(Data items)
====================

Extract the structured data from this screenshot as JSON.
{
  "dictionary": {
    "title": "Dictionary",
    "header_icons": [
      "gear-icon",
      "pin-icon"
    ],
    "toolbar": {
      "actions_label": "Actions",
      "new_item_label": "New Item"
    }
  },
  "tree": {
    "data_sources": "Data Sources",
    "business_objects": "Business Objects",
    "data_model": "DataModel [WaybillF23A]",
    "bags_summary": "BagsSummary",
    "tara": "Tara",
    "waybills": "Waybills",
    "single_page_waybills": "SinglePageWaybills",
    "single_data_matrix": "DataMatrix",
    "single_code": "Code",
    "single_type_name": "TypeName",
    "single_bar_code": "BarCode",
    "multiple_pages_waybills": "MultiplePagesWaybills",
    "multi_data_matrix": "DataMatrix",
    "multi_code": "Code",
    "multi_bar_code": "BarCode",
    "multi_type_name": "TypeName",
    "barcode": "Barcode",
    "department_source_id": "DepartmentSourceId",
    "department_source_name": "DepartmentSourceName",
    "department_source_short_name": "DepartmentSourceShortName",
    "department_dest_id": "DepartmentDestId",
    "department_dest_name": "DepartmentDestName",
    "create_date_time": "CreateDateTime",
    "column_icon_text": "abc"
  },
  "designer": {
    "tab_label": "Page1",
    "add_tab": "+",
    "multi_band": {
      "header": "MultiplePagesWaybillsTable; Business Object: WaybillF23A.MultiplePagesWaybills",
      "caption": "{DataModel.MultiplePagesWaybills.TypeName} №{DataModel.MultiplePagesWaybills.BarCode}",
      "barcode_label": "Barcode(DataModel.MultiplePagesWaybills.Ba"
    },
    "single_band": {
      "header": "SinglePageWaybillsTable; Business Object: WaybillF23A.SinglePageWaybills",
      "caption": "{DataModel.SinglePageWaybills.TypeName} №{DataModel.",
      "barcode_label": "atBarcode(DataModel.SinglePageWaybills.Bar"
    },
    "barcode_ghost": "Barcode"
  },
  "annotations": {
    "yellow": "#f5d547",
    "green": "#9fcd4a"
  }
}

====================

Aim of the task
Write out the full listing, keeping every line exactly as it is.

Right answer
Extract the structured data from this screenshot as JSON.
{
  "dictionary": {
    "title": "Dictionary",
    "header_icons": [
      "gear-icon",
      "pin-icon"
    ],
    "toolbar": {
      "actions_label": "Actions",
      "new_item_label": "New Item"
    }
  },
  "tree": {
    "data_sources": "Data Sources",
    "business_objects": "Business Objects",
    "data_model": "DataModel [WaybillF23A]",
    "bags_summary": "BagsSummary",
    "tara": "Tara",
    "waybills": "Waybills",
    "single_page_waybills": "SinglePageWaybills",
    "single_data_matrix": "DataMatrix",
    "single_code": "Code",
    "single_type_name": "TypeName",
    "single_bar_code": "BarCode",
    "multiple_pages_waybills": "MultiplePagesWaybills",
    "multi_data_matrix": "DataMatrix",
    "multi_code": "Code",
    "multi_bar_code": "BarCode",
    "multi_type_name": "TypeName",
    "barcode": "Barcode",
    "department_source_id": "DepartmentSourceId",
    "department_source_name": "DepartmentSourceName",
    "department_source_short_name": "DepartmentSourceShortName",
    "department_dest_id": "DepartmentDestId",
    "department_dest_name": "DepartmentDestName",
    "create_date_time": "CreateDateTime",
    "column_icon_text": "abc"
  },
  "designer": {
    "tab_label": "Page1",
    "add_tab": "+",
    "multi_band": {
      "header": "MultiplePagesWaybillsTable; Business Object: WaybillF23A.MultiplePagesWaybills",
      "caption": "{DataModel.MultiplePagesWaybills.TypeName} №{DataModel.MultiplePagesWaybills.BarCode}",
      "barcode_label": "Barcode(DataModel.MultiplePagesWaybills.Ba"
    },
    "single_band": {
      "header": "SinglePageWaybillsTable; Business Object: WaybillF23A.SinglePageWaybills",
      "caption": "{DataModel.SinglePageWaybills.TypeName} №{DataModel.",
      "barcode_label": "atBarcode(DataModel.SinglePageWaybills.Bar"
    },
    "barcode_ghost": "Barcode"
  },
  "annotations": {
    "yellow": "#f5d547",
    "green": "#9fcd4a"
  }
}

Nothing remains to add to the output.